Problem statement. Leave out the pictures and transcribe the rest of the records exactly.

Saved data entries.
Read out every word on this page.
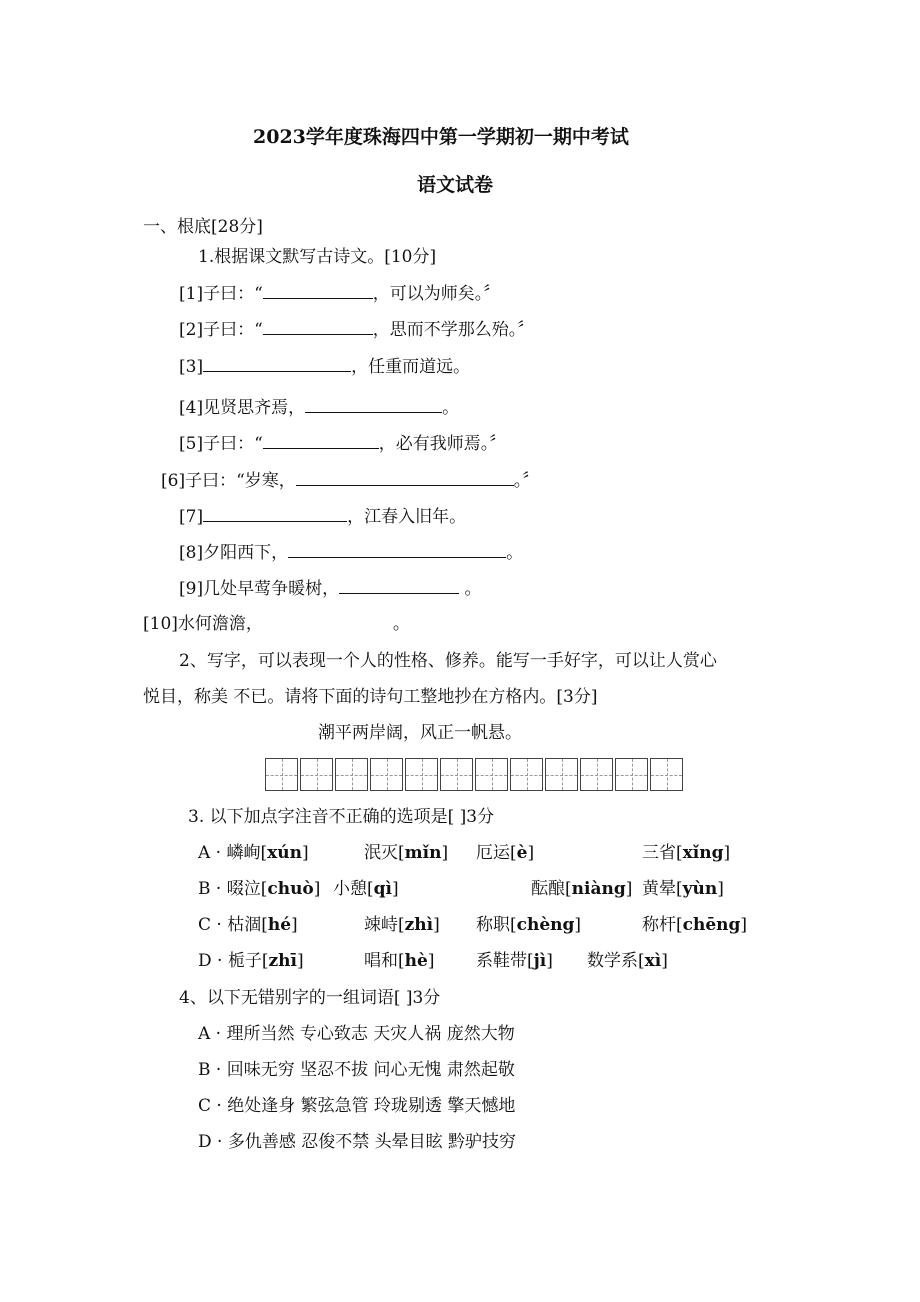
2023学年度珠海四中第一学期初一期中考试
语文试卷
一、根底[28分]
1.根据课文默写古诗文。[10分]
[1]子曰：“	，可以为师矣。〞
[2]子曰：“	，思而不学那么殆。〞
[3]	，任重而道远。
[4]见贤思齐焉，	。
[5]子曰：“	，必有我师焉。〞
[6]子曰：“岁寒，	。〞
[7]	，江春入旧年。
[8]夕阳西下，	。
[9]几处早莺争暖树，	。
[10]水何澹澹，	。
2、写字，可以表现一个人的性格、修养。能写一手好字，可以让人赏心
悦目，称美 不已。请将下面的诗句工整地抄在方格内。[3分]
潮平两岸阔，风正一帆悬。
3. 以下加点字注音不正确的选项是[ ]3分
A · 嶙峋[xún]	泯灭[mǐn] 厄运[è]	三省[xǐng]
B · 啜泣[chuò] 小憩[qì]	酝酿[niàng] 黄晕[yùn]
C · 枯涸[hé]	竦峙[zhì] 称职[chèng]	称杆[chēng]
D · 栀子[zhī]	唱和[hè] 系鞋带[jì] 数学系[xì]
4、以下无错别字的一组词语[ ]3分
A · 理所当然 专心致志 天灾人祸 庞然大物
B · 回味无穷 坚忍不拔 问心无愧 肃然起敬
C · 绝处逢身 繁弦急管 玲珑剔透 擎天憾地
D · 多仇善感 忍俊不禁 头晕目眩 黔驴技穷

Solution to this exercise.
Read out every word on this page.
2023学年度珠海四中第一学期初一期中考试
语文试卷
一、根底[28分]
1.根据课文默写古诗文。[10分]
[1]子曰：“	，可以为师矣。〞
[2]子曰：“	，思而不学那么殆。〞
[3]	，任重而道远。
[4]见贤思齐焉，	。
[5]子曰：“	，必有我师焉。〞
[6]子曰：“岁寒，	。〞
[7]	，江春入旧年。
[8]夕阳西下，	。
[9]几处早莺争暖树，	。
[10]水何澹澹，	。
2、写字，可以表现一个人的性格、修养。能写一手好字，可以让人赏心
悦目，称美 不已。请将下面的诗句工整地抄在方格内。[3分]
潮平两岸阔，风正一帆悬。
3. 以下加点字注音不正确的选项是[ ]3分
A · 嶙峋[xún]	泯灭[mǐn] 厄运[è]	三省[xǐng]
B · 啜泣[chuò] 小憩[qì]	酝酿[niàng] 黄晕[yùn]
C · 枯涸[hé]	竦峙[zhì] 称职[chèng]	称杆[chēng]
D · 栀子[zhī]	唱和[hè] 系鞋带[jì] 数学系[xì]
4、以下无错别字的一组词语[ ]3分
A · 理所当然 专心致志 天灾人祸 庞然大物
B · 回味无穷 坚忍不拔 问心无愧 肃然起敬
C · 绝处逢身 繁弦急管 玲珑剔透 擎天憾地
D · 多仇善感 忍俊不禁 头晕目眩 黔驴技穷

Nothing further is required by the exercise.